Written instruction: Check each line of the data below for the word "document", then extract the ones that have it.

-- begin Source records --

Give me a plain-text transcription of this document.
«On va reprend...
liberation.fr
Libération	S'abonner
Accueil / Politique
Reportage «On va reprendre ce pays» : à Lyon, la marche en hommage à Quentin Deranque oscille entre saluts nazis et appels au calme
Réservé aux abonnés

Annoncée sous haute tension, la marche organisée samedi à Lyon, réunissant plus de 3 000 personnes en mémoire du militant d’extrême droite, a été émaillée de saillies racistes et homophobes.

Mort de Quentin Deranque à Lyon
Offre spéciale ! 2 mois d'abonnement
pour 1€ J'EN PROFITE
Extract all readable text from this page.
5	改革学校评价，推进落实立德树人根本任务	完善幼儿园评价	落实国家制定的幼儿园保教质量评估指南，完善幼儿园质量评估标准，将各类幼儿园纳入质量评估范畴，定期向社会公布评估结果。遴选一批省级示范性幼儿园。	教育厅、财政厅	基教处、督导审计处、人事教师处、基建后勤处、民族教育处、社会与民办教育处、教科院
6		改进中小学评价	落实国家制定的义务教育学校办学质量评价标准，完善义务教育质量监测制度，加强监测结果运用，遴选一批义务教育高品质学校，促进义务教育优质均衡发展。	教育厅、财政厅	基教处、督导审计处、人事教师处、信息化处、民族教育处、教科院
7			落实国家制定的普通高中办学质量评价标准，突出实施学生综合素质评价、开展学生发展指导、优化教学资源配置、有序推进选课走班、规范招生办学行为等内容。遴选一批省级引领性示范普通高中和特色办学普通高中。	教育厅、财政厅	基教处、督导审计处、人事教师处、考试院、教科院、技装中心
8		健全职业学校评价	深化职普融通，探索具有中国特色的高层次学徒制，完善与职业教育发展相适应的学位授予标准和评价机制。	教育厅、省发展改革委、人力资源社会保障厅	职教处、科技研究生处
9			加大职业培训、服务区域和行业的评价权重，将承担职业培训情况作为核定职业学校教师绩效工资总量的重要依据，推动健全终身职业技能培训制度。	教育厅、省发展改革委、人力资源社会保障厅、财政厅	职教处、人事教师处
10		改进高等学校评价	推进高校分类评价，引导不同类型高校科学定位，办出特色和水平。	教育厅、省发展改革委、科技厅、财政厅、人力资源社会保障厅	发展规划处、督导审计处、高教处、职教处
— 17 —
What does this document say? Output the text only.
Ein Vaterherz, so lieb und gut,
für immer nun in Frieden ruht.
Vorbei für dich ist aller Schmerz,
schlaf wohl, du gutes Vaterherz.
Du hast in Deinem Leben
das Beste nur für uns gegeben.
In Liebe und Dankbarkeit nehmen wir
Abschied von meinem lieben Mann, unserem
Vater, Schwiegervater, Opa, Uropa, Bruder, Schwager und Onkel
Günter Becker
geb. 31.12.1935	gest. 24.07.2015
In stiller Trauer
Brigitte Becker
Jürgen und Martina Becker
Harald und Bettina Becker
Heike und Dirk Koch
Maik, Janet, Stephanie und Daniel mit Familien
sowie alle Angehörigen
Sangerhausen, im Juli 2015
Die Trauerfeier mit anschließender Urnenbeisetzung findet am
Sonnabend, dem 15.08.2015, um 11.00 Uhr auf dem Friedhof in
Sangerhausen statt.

-- end Source records --

Completed task:
Give me a plain-text transcription of this document.
What does this document say? Output the text only.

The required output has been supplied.